- _Task description_
From the listing that follows, output everything exactly except the pictures.

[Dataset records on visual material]
::::

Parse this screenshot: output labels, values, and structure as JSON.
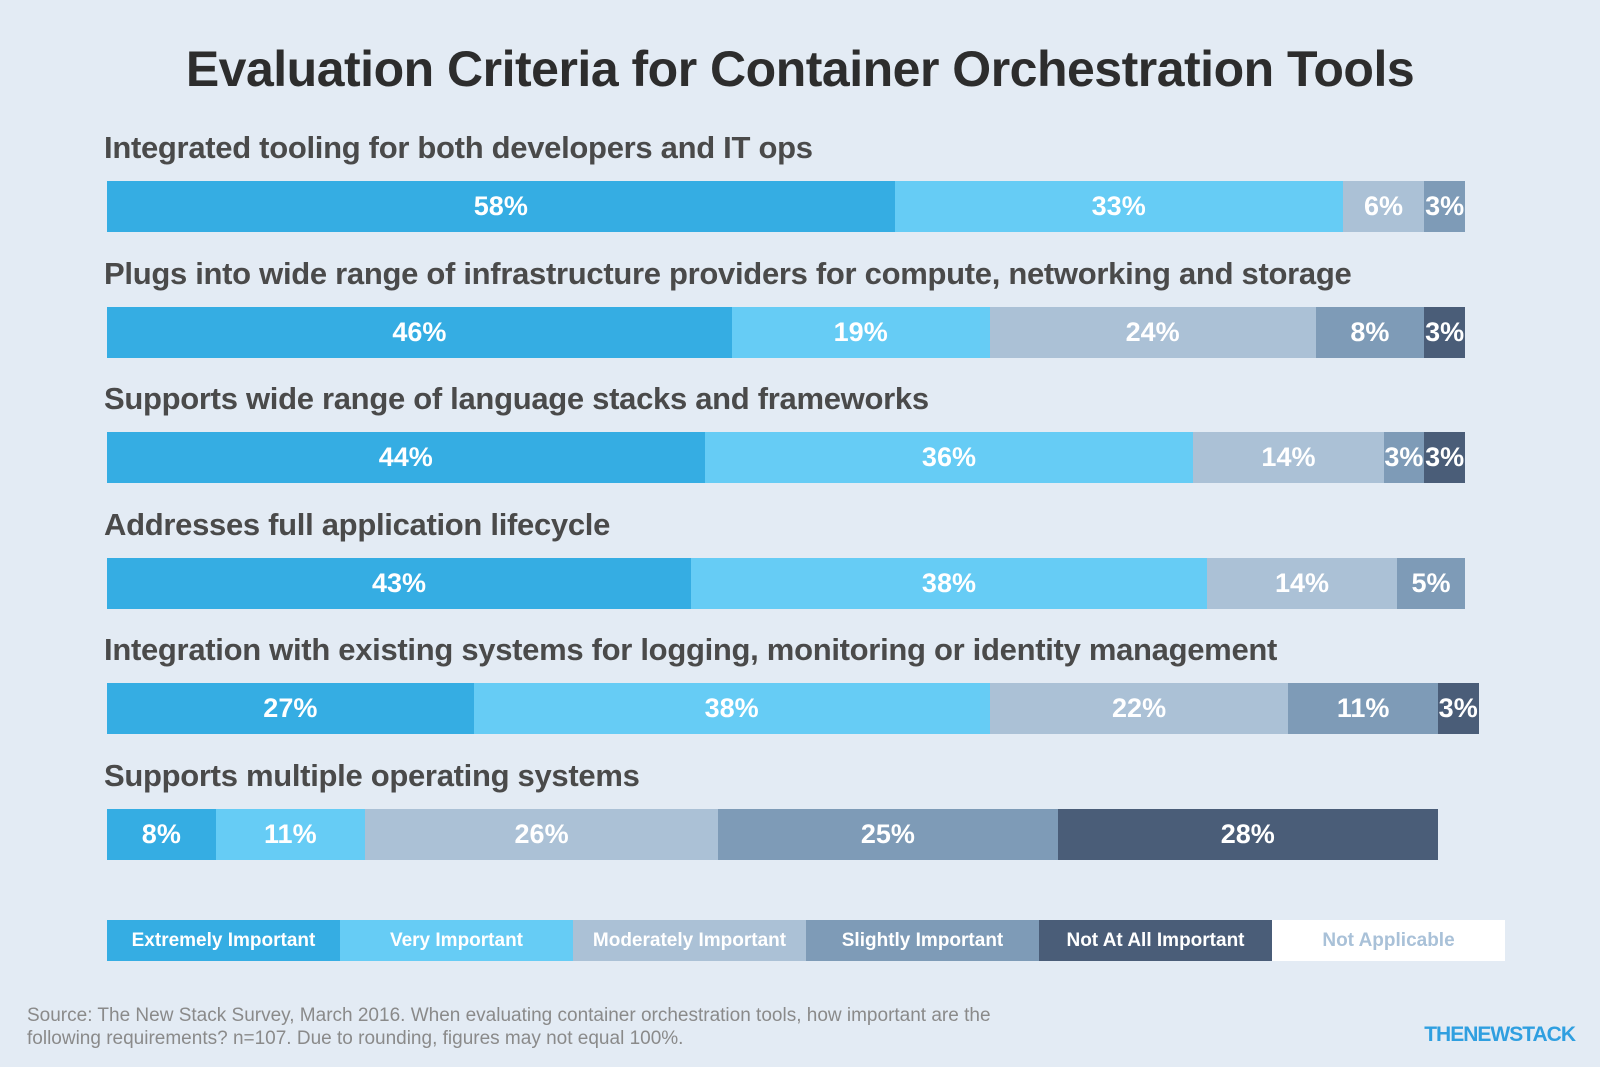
{
  "chart_data": {
    "type": "bar",
    "orientation": "horizontal",
    "stacked": true,
    "title": "Evaluation Criteria for Container Orchestration Tools",
    "categories": [
      "Integrated tooling for both developers and IT ops",
      "Plugs into wide range of infrastructure providers for compute, networking and storage",
      "Supports wide range of language stacks and frameworks",
      "Addresses full application lifecycle",
      "Integration with existing systems for logging, monitoring or identity management",
      "Supports multiple operating systems"
    ],
    "series": [
      {
        "name": "Extremely Important",
        "color": "#35ade3",
        "values": [
          58,
          46,
          44,
          43,
          27,
          8
        ]
      },
      {
        "name": "Very Important",
        "color": "#66ccf5",
        "values": [
          33,
          19,
          36,
          38,
          38,
          11
        ]
      },
      {
        "name": "Moderately Important",
        "color": "#abc1d6",
        "values": [
          6,
          24,
          14,
          14,
          22,
          26
        ]
      },
      {
        "name": "Slightly Important",
        "color": "#7e9bb7",
        "values": [
          3,
          8,
          3,
          5,
          11,
          25
        ]
      },
      {
        "name": "Not At All Important",
        "color": "#4a5d78",
        "values": [
          0,
          3,
          3,
          0,
          3,
          28
        ]
      },
      {
        "name": "Not Applicable",
        "color": "#ffffff",
        "values": [
          0,
          0,
          0,
          0,
          0,
          0
        ]
      }
    ],
    "value_format": "{v}%",
    "legend_position": "bottom",
    "legend_text_colors": [
      "#ffffff",
      "#ffffff",
      "#ffffff",
      "#ffffff",
      "#ffffff",
      "#a9c1d8"
    ],
    "xlim": [
      0,
      100
    ]
  },
  "source_note": "Source: The New Stack Survey, March 2016. When evaluating container orchestration tools, how important are the following requirements? n=107. Due to rounding, figures may not equal 100%.",
  "brand": "THENEWSTACK"
}
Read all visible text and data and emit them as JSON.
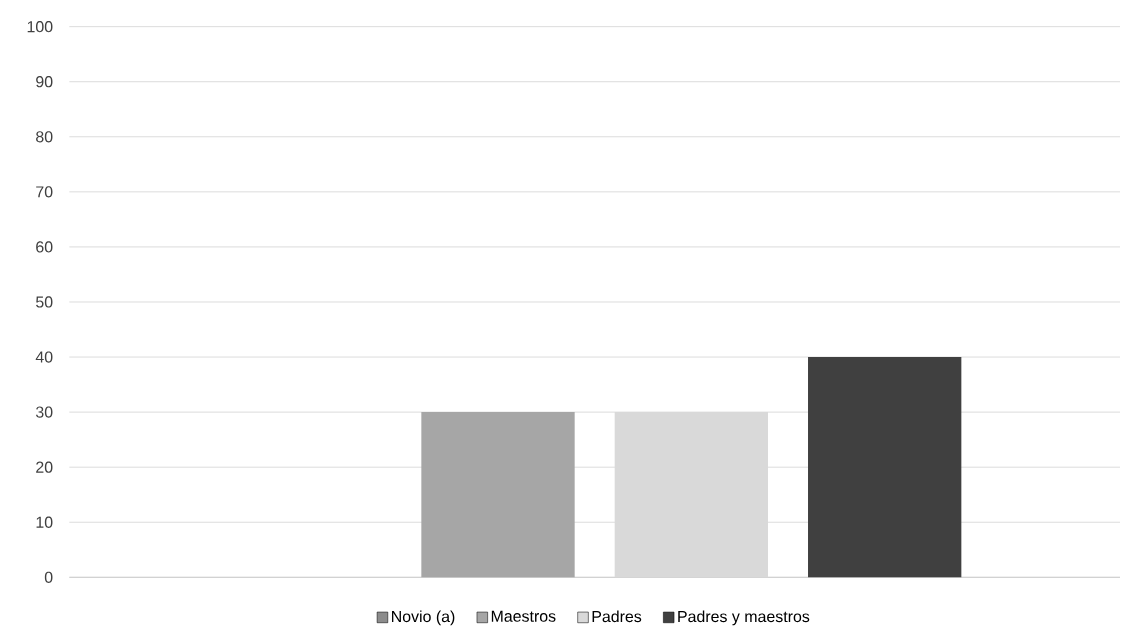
{
  "chart_data": {
    "type": "bar",
    "categories": [
      null
    ],
    "series": [
      {
        "name": "Novio (a)",
        "color": "#8c8c8c",
        "values": [
          0
        ]
      },
      {
        "name": "Maestros",
        "color": "#a6a6a6",
        "values": [
          30
        ]
      },
      {
        "name": "Padres",
        "color": "#d9d9d9",
        "values": [
          30
        ]
      },
      {
        "name": "Padres y maestros",
        "color": "#404040",
        "values": [
          40
        ]
      }
    ],
    "ylim": [
      0,
      100
    ],
    "yticks": [
      0,
      10,
      20,
      30,
      40,
      50,
      60,
      70,
      80,
      90,
      100
    ],
    "grid": "y",
    "legend": "bottom"
  }
}
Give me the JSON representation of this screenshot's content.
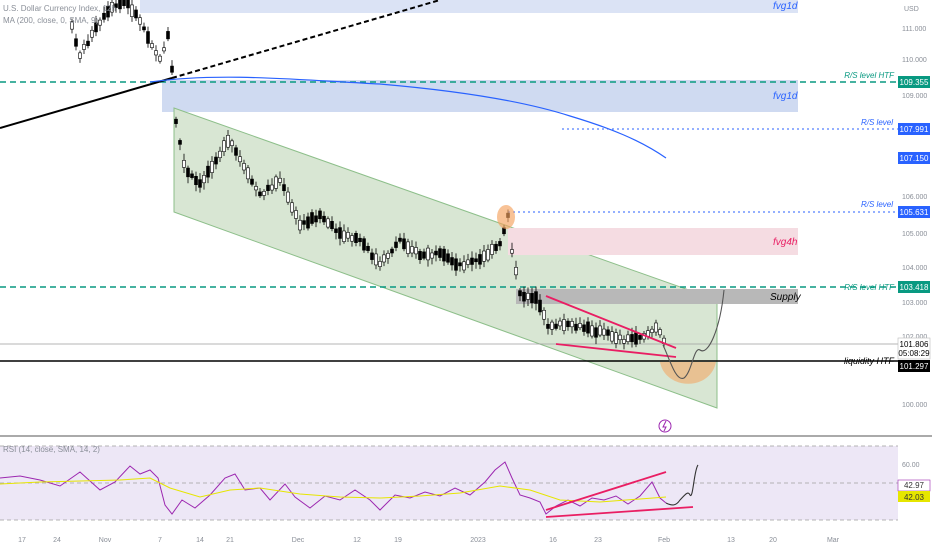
{
  "header": {
    "symbol_title": "U.S. Dollar Currency Index, 12h",
    "ma_legend": "MA (200, close, 0, SMA, 9)"
  },
  "price_axis": {
    "currency": "USD",
    "ticks": [
      "111.000",
      "110.000",
      "109.000",
      "107.150",
      "106.000",
      "105.000",
      "104.000",
      "103.000",
      "102.000",
      "100.000"
    ]
  },
  "levels": [
    {
      "label": "R/S level HTF",
      "value": "109.355",
      "style": "dashed",
      "color": "#089981"
    },
    {
      "label": "R/S level",
      "value": "107.991",
      "style": "dotted",
      "color": "#2962ff"
    },
    {
      "label": "R/S level",
      "value": "105.631",
      "style": "dotted",
      "color": "#2962ff"
    },
    {
      "label": "R/S level HTF",
      "value": "103.418",
      "style": "dashed",
      "color": "#089981"
    },
    {
      "label": "liquidity HTF",
      "value": "101.297",
      "style": "solid",
      "color": "#000000"
    }
  ],
  "ma_value_label": "107.150",
  "current_price": {
    "value": "101.806",
    "countdown": "05:08:29"
  },
  "zones": [
    {
      "label": "fvg1d",
      "color": "#dbe3f5"
    },
    {
      "label": "fvg1d",
      "color": "#cfdaf1"
    },
    {
      "label": "fvg4h",
      "color": "#f5dce2"
    },
    {
      "label": "Supply",
      "color": "#b8b8b8"
    }
  ],
  "time_axis": {
    "ticks": [
      "17",
      "24",
      "Nov",
      "7",
      "14",
      "21",
      "Dec",
      "12",
      "19",
      "2023",
      "16",
      "23",
      "Feb",
      "13",
      "20",
      "Mar"
    ]
  },
  "rsi": {
    "legend": "RSI (14, close, SMA, 14, 2)",
    "axis_label": "60.00",
    "value_rsi": "42.97",
    "value_ma": "42.03"
  },
  "colors": {
    "bull": "#ffffff",
    "bear": "#000000",
    "ma_line": "#2962ff",
    "channel_fill": "#d8e6d3",
    "wedge": "#e91e63",
    "rsi_line": "#9c27b0",
    "rsi_ma": "#e6e600",
    "rsi_band": "#ede7f6",
    "projection": "#555555",
    "highlight": "#f5a25d"
  },
  "icons": {
    "alert": "lightning-icon"
  }
}
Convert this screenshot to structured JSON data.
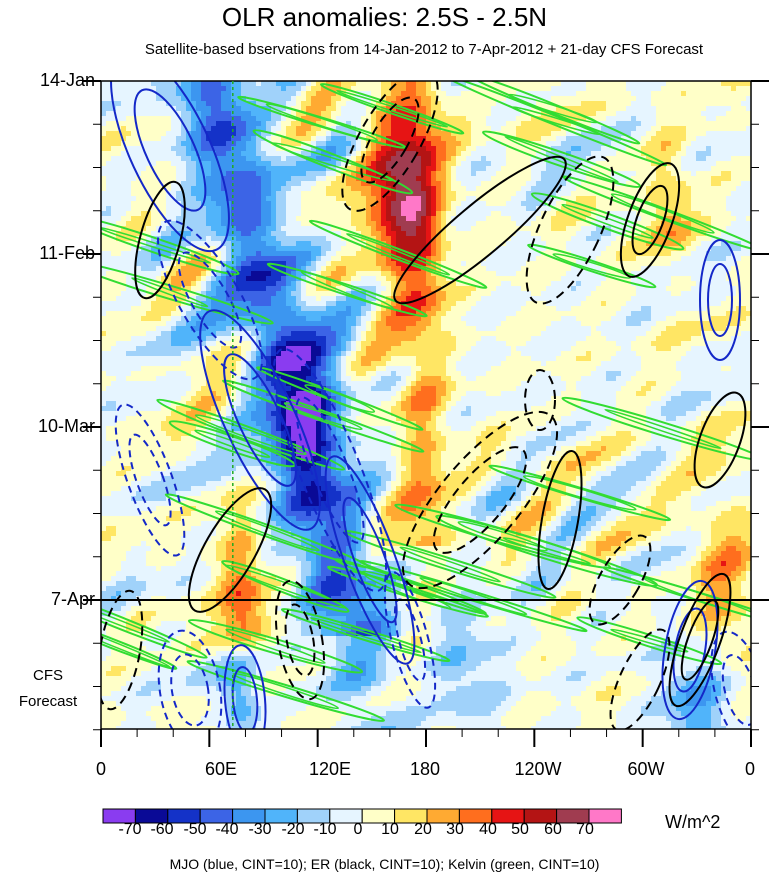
{
  "chart_data": {
    "type": "heatmap",
    "title": "OLR anomalies: 2.5S - 2.5N",
    "subtitle": "Satellite-based bservations from 14-Jan-2012 to 7-Apr-2012 + 21-day CFS Forecast",
    "x_axis": {
      "tick_labels": [
        "0",
        "60E",
        "120E",
        "180",
        "120W",
        "60W",
        "0"
      ],
      "range_deg_east": [
        0,
        360
      ]
    },
    "y_axis": {
      "tick_labels": [
        "14-Jan",
        "11-Feb",
        "10-Mar",
        "7-Apr"
      ],
      "forecast_label_line1": "CFS",
      "forecast_label_line2": "Forecast",
      "range": [
        "14-Jan-2012",
        "28-Apr-2012"
      ]
    },
    "colorbar": {
      "levels": [
        -70,
        -60,
        -50,
        -40,
        -30,
        -20,
        -10,
        0,
        10,
        20,
        30,
        40,
        50,
        60,
        70
      ],
      "label_text": [
        "-70",
        "-60",
        "-50",
        "-40",
        "-30",
        "-20",
        "-10",
        "0",
        "10",
        "20",
        "30",
        "40",
        "50",
        "60",
        "70"
      ],
      "colors": [
        "#8a3cf0",
        "#0a0a96",
        "#1432c8",
        "#3c64e6",
        "#3c96f0",
        "#50b4fa",
        "#a0d2fa",
        "#e6f5ff",
        "#ffffc8",
        "#ffe664",
        "#ffaa32",
        "#ff6e1e",
        "#e61414",
        "#b41414",
        "#a03c50",
        "#ff78c8"
      ],
      "units": "W/m^2"
    },
    "contours": {
      "legend": "MJO (blue, CINT=10); ER (black, CINT=10); Kelvin (green, CINT=10)",
      "colors": {
        "mjo": "#1428c8",
        "er": "#000000",
        "kelvin": "#32dc32"
      }
    },
    "observation_end": "7-Apr",
    "reference_longitude": "73E"
  }
}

::::

- _The answer_
Parse this screenshot: output labels, values, and structure as JSON.
{
  "chart_data": {
    "type": "bar",
    "orientation": "horizontal",
    "stacked": true,
    "title": "Evaluation Criteria for Container Orchestration Tools",
    "categories": [
      "Integrated tooling for both developers and IT ops",
      "Plugs into wide range of infrastructure providers for compute, networking and storage",
      "Supports wide range of language stacks and frameworks",
      "Addresses full application lifecycle",
      "Integration with existing systems for logging, monitoring or identity management",
      "Supports multiple operating systems"
    ],
    "series": [
      {
        "name": "Extremely Important",
        "color": "#35ade3",
        "values": [
          58,
          46,
          44,
          43,
          27,
          8
        ]
      },
      {
        "name": "Very Important",
        "color": "#66ccf5",
        "values": [
          33,
          19,
          36,
          38,
          38,
          11
        ]
      },
      {
        "name": "Moderately Important",
        "color": "#abc1d6",
        "values": [
          6,
          24,
          14,
          14,
          22,
          26
        ]
      },
      {
        "name": "Slightly Important",
        "color": "#7e9bb7",
        "values": [
          3,
          8,
          3,
          5,
          11,
          25
        ]
      },
      {
        "name": "Not At All Important",
        "color": "#4a5d78",
        "values": [
          0,
          3,
          3,
          0,
          3,
          28
        ]
      },
      {
        "name": "Not Applicable",
        "color": "#ffffff",
        "values": [
          0,
          0,
          0,
          0,
          0,
          0
        ]
      }
    ],
    "value_format": "{v}%",
    "legend_position": "bottom",
    "legend_text_colors": [
      "#ffffff",
      "#ffffff",
      "#ffffff",
      "#ffffff",
      "#ffffff",
      "#a9c1d8"
    ],
    "xlim": [
      0,
      100
    ]
  },
  "source_note": "Source: The New Stack Survey, March 2016. When evaluating container orchestration tools, how important are the following requirements? n=107. Due to rounding, figures may not equal 100%.",
  "brand": "THENEWSTACK"
}
Read all visible text and data and emit them as JSON.
{
  "chart_data": {
    "type": "bar",
    "categories": [
      null
    ],
    "series": [
      {
        "name": "Novio (a)",
        "color": "#8c8c8c",
        "values": [
          0
        ]
      },
      {
        "name": "Maestros",
        "color": "#a6a6a6",
        "values": [
          30
        ]
      },
      {
        "name": "Padres",
        "color": "#d9d9d9",
        "values": [
          30
        ]
      },
      {
        "name": "Padres y maestros",
        "color": "#404040",
        "values": [
          40
        ]
      }
    ],
    "ylim": [
      0,
      100
    ],
    "yticks": [
      0,
      10,
      20,
      30,
      40,
      50,
      60,
      70,
      80,
      90,
      100
    ],
    "grid": "y",
    "legend": "bottom"
  }
}
Give me the JSON representation of this screenshot's content.
{
  "header": {
    "symbol_title": "U.S. Dollar Currency Index, 12h",
    "ma_legend": "MA (200, close, 0, SMA, 9)"
  },
  "price_axis": {
    "currency": "USD",
    "ticks": [
      "111.000",
      "110.000",
      "109.000",
      "107.150",
      "106.000",
      "105.000",
      "104.000",
      "103.000",
      "102.000",
      "100.000"
    ]
  },
  "levels": [
    {
      "label": "R/S level HTF",
      "value": "109.355",
      "style": "dashed",
      "color": "#089981"
    },
    {
      "label": "R/S level",
      "value": "107.991",
      "style": "dotted",
      "color": "#2962ff"
    },
    {
      "label": "R/S level",
      "value": "105.631",
      "style": "dotted",
      "color": "#2962ff"
    },
    {
      "label": "R/S level HTF",
      "value": "103.418",
      "style": "dashed",
      "color": "#089981"
    },
    {
      "label": "liquidity HTF",
      "value": "101.297",
      "style": "solid",
      "color": "#000000"
    }
  ],
  "ma_value_label": "107.150",
  "current_price": {
    "value": "101.806",
    "countdown": "05:08:29"
  },
  "zones": [
    {
      "label": "fvg1d",
      "color": "#dbe3f5"
    },
    {
      "label": "fvg1d",
      "color": "#cfdaf1"
    },
    {
      "label": "fvg4h",
      "color": "#f5dce2"
    },
    {
      "label": "Supply",
      "color": "#b8b8b8"
    }
  ],
  "time_axis": {
    "ticks": [
      "17",
      "24",
      "Nov",
      "7",
      "14",
      "21",
      "Dec",
      "12",
      "19",
      "2023",
      "16",
      "23",
      "Feb",
      "13",
      "20",
      "Mar"
    ]
  },
  "rsi": {
    "legend": "RSI (14, close, SMA, 14, 2)",
    "axis_label": "60.00",
    "value_rsi": "42.97",
    "value_ma": "42.03"
  },
  "colors": {
    "bull": "#ffffff",
    "bear": "#000000",
    "ma_line": "#2962ff",
    "channel_fill": "#d8e6d3",
    "wedge": "#e91e63",
    "rsi_line": "#9c27b0",
    "rsi_ma": "#e6e600",
    "rsi_band": "#ede7f6",
    "projection": "#555555",
    "highlight": "#f5a25d"
  },
  "icons": {
    "alert": "lightning-icon"
  }
}
Convert this screenshot to structured JSON data.
{
  "chart_data": {
    "type": "heatmap",
    "title": "OLR anomalies: 2.5S - 2.5N",
    "subtitle": "Satellite-based bservations from 14-Jan-2012 to 7-Apr-2012 + 21-day CFS Forecast",
    "x_axis": {
      "tick_labels": [
        "0",
        "60E",
        "120E",
        "180",
        "120W",
        "60W",
        "0"
      ],
      "range_deg_east": [
        0,
        360
      ]
    },
    "y_axis": {
      "tick_labels": [
        "14-Jan",
        "11-Feb",
        "10-Mar",
        "7-Apr"
      ],
      "forecast_label_line1": "CFS",
      "forecast_label_line2": "Forecast",
      "range": [
        "14-Jan-2012",
        "28-Apr-2012"
      ]
    },
    "colorbar": {
      "levels": [
        -70,
        -60,
        -50,
        -40,
        -30,
        -20,
        -10,
        0,
        10,
        20,
        30,
        40,
        50,
        60,
        70
      ],
      "label_text": [
        "-70",
        "-60",
        "-50",
        "-40",
        "-30",
        "-20",
        "-10",
        "0",
        "10",
        "20",
        "30",
        "40",
        "50",
        "60",
        "70"
      ],
      "colors": [
        "#8a3cf0",
        "#0a0a96",
        "#1432c8",
        "#3c64e6",
        "#3c96f0",
        "#50b4fa",
        "#a0d2fa",
        "#e6f5ff",
        "#ffffc8",
        "#ffe664",
        "#ffaa32",
        "#ff6e1e",
        "#e61414",
        "#b41414",
        "#a03c50",
        "#ff78c8"
      ],
      "units": "W/m^2"
    },
    "contours": {
      "legend": "MJO (blue, CINT=10); ER (black, CINT=10); Kelvin (green, CINT=10)",
      "colors": {
        "mjo": "#1428c8",
        "er": "#000000",
        "kelvin": "#32dc32"
      }
    },
    "observation_end": "7-Apr",
    "reference_longitude": "73E"
  }
}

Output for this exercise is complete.